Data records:

################

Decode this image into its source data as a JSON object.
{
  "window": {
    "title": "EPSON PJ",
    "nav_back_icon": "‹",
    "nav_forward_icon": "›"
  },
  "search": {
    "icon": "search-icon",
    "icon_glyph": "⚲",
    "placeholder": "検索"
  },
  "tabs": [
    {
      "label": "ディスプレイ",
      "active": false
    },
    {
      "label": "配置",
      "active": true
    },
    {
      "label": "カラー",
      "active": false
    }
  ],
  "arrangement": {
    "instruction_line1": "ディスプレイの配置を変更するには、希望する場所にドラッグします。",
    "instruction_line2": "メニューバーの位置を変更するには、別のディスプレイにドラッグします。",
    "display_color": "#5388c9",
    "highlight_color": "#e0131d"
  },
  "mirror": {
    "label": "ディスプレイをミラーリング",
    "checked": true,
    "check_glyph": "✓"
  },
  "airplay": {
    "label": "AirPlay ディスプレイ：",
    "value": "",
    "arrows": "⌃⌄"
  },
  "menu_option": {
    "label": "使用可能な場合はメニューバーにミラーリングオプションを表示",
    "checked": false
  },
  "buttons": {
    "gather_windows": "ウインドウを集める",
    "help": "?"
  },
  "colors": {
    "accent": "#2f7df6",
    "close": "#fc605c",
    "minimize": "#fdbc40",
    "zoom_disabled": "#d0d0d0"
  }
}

################

# [EXERCISE DIRECTIONS]
Reproduce the complete set of lines precisely as supplied.

# [SOLUTION FOR THIS EXERCISE]
Decode this image into its source data as a JSON object.
{
  "window": {
    "title": "EPSON PJ",
    "nav_back_icon": "‹",
    "nav_forward_icon": "›"
  },
  "search": {
    "icon": "search-icon",
    "icon_glyph": "⚲",
    "placeholder": "検索"
  },
  "tabs": [
    {
      "label": "ディスプレイ",
      "active": false
    },
    {
      "label": "配置",
      "active": true
    },
    {
      "label": "カラー",
      "active": false
    }
  ],
  "arrangement": {
    "instruction_line1": "ディスプレイの配置を変更するには、希望する場所にドラッグします。",
    "instruction_line2": "メニューバーの位置を変更するには、別のディスプレイにドラッグします。",
    "display_color": "#5388c9",
    "highlight_color": "#e0131d"
  },
  "mirror": {
    "label": "ディスプレイをミラーリング",
    "checked": true,
    "check_glyph": "✓"
  },
  "airplay": {
    "label": "AirPlay ディスプレイ：",
    "value": "",
    "arrows": "⌃⌄"
  },
  "menu_option": {
    "label": "使用可能な場合はメニューバーにミラーリングオプションを表示",
    "checked": false
  },
  "buttons": {
    "gather_windows": "ウインドウを集める",
    "help": "?"
  },
  "colors": {
    "accent": "#2f7df6",
    "close": "#fc605c",
    "minimize": "#fdbc40",
    "zoom_disabled": "#d0d0d0"
  }
}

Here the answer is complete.